**WHAT NEEDS TO BE DONE**:
Collect all lines below with the string "对象是否相等".
------ SUPPLIED DATA ------
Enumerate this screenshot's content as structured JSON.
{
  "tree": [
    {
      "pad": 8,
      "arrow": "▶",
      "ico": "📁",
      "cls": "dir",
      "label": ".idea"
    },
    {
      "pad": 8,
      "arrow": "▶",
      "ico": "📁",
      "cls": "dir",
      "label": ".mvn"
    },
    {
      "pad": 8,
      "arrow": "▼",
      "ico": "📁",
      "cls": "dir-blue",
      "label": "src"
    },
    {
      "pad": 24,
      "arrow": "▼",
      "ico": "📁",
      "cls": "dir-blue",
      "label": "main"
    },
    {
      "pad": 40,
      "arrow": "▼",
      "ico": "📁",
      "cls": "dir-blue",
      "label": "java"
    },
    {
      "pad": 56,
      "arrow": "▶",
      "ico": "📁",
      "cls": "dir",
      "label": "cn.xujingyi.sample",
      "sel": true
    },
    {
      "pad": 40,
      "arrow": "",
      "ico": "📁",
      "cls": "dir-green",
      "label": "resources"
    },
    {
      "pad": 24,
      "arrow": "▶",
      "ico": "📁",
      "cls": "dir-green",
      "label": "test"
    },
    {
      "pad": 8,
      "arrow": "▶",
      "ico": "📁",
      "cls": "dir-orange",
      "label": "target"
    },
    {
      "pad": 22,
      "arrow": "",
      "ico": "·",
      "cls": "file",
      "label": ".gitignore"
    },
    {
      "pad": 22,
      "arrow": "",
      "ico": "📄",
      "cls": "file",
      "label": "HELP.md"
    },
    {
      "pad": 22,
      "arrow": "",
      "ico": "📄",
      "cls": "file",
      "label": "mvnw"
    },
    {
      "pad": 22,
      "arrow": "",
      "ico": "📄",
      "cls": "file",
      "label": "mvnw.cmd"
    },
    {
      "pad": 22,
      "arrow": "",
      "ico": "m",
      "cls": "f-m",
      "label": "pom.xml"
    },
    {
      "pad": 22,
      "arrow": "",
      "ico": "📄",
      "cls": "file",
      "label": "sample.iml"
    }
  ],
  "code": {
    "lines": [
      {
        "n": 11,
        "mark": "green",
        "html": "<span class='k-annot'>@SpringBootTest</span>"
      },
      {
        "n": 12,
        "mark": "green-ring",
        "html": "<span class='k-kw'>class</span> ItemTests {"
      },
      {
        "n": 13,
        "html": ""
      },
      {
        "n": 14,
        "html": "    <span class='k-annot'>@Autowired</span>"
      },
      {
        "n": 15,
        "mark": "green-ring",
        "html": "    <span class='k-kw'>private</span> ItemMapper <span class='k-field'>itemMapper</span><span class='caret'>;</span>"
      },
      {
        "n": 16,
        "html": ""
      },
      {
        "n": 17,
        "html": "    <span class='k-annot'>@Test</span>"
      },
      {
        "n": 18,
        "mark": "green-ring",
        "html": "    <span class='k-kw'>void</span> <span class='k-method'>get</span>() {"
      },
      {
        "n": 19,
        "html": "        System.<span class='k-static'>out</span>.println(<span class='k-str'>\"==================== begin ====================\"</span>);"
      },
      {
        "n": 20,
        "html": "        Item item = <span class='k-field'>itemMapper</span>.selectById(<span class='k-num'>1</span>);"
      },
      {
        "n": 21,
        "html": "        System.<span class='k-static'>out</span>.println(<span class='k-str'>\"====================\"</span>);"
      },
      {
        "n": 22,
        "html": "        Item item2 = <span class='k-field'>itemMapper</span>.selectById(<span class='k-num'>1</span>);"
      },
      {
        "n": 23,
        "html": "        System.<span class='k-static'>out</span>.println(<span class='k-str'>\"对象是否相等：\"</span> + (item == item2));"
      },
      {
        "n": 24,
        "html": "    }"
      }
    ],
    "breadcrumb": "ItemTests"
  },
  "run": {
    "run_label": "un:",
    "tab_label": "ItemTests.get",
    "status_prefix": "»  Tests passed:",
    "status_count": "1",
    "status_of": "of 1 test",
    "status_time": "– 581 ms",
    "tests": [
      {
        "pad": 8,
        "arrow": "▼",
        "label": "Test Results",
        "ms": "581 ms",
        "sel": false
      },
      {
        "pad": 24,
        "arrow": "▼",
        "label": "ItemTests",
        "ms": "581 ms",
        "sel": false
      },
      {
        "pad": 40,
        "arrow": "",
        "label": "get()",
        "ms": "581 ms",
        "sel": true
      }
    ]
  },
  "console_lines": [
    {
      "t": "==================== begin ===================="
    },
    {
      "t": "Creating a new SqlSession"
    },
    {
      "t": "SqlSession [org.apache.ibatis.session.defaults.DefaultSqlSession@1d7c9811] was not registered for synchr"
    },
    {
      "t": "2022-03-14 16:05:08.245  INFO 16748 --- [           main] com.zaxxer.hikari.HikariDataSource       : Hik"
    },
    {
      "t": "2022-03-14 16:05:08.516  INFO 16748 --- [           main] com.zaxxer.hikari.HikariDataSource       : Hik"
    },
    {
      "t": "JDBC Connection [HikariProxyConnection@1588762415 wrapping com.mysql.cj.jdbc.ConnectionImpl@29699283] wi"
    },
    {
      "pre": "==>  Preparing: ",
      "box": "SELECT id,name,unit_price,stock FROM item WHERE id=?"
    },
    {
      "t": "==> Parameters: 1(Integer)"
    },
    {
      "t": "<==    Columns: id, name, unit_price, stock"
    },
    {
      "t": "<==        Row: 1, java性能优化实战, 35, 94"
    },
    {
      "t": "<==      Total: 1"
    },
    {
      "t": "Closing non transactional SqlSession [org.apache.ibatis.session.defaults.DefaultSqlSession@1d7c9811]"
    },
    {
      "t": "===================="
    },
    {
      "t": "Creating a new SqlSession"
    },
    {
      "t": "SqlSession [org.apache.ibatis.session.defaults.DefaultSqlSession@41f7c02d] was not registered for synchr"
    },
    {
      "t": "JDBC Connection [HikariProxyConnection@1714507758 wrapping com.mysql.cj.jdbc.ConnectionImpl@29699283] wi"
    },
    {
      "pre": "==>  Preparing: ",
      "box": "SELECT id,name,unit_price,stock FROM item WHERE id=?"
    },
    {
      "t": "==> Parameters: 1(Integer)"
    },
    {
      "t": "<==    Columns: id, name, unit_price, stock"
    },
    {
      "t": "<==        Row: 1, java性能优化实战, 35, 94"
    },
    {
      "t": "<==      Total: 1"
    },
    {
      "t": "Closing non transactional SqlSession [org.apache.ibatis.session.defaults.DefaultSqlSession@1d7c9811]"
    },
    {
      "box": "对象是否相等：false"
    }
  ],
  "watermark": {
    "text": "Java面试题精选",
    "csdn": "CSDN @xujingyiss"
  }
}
------
**EXPECTED ANSWER**:
        "html": "        System.<span class='k-static'>out</span>.println(<span class='k-str'>\"对象是否相等：\"</span> + (item == item2));"
      "box": "对象是否相等：false"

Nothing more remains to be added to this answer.